[Stated exercise] Copy all lines below containing "marker".

[Listed entries]

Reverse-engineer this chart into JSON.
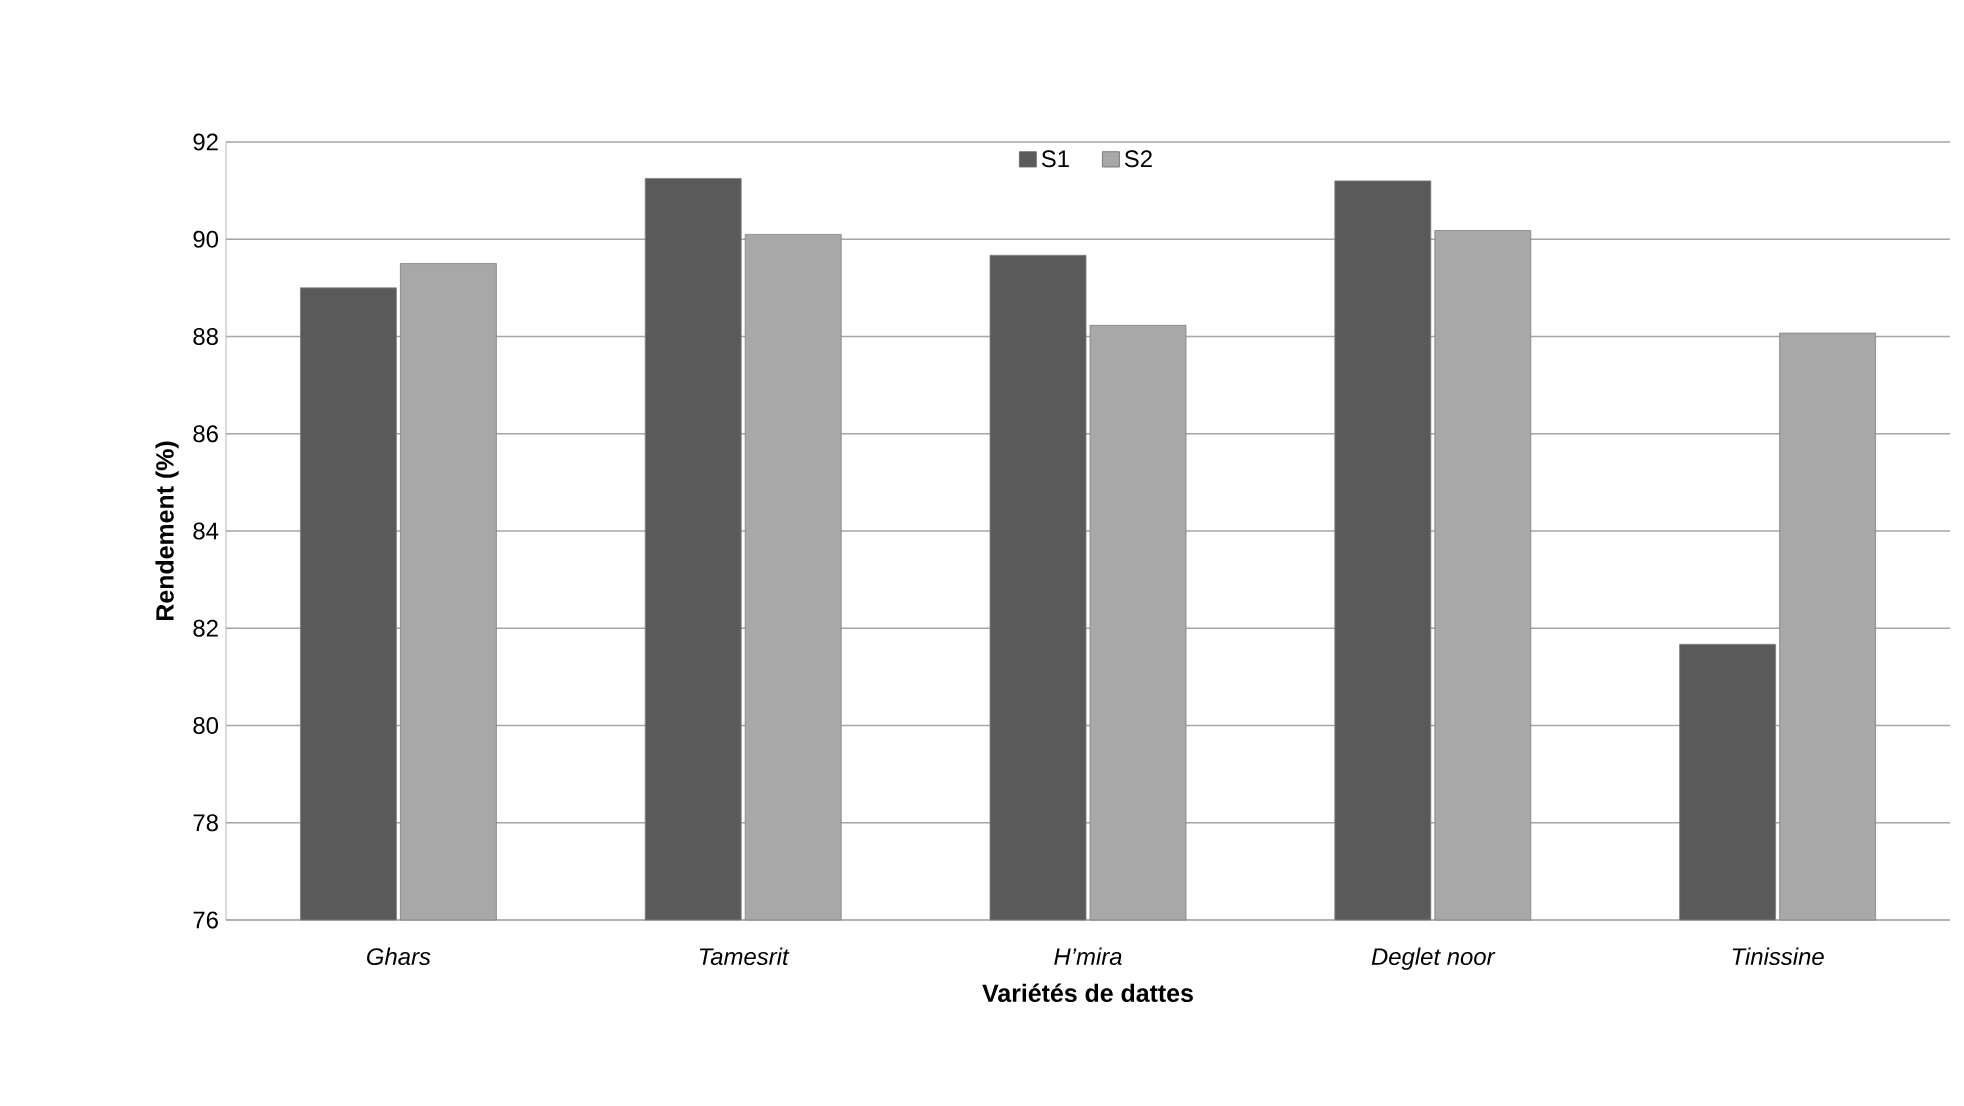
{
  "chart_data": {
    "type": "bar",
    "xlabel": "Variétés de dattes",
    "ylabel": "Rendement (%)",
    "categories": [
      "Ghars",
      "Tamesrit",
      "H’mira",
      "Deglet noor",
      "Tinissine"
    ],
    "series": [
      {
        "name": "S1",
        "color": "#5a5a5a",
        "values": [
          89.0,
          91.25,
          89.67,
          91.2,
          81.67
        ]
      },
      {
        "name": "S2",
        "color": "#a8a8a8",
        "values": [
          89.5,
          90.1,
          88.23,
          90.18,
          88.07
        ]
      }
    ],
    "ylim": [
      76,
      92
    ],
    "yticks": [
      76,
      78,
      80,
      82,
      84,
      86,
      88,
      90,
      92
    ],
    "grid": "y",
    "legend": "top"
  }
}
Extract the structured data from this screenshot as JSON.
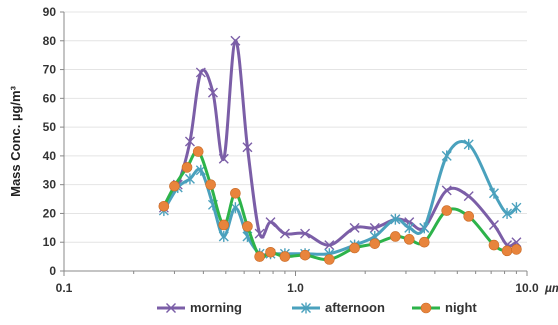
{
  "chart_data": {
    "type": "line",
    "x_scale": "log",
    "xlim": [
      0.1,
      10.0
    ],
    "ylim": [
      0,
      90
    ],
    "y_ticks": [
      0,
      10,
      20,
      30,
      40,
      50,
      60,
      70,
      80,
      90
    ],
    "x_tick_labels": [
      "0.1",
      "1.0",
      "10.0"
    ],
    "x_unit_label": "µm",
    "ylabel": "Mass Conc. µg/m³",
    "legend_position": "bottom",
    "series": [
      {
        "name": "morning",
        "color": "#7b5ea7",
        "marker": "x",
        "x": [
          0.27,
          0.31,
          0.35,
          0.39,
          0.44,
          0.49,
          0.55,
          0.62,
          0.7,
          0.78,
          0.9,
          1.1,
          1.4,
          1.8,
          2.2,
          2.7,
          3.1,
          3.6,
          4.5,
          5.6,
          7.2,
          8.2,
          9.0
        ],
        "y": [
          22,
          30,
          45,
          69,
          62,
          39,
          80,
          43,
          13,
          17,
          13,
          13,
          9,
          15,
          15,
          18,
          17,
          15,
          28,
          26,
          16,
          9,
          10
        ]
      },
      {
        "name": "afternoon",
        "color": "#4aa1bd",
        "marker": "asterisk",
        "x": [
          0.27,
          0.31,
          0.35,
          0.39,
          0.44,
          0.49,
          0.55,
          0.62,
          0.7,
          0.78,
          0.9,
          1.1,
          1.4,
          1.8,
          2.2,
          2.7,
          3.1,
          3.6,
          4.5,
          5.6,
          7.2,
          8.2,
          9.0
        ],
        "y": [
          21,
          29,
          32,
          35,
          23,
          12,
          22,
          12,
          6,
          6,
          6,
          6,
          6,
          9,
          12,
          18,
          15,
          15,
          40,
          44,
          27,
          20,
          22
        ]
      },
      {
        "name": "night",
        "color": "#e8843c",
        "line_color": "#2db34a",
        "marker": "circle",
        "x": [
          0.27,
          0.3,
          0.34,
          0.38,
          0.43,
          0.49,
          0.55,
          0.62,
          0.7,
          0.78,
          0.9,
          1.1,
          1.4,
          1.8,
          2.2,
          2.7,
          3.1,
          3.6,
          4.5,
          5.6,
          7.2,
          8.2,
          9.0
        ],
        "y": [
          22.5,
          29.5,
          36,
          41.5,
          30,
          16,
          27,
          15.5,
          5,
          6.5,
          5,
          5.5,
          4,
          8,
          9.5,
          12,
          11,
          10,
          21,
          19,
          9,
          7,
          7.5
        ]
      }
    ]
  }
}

[Exercise output]
        "marker": "x",
        "marker": "asterisk",
        "marker": "circle",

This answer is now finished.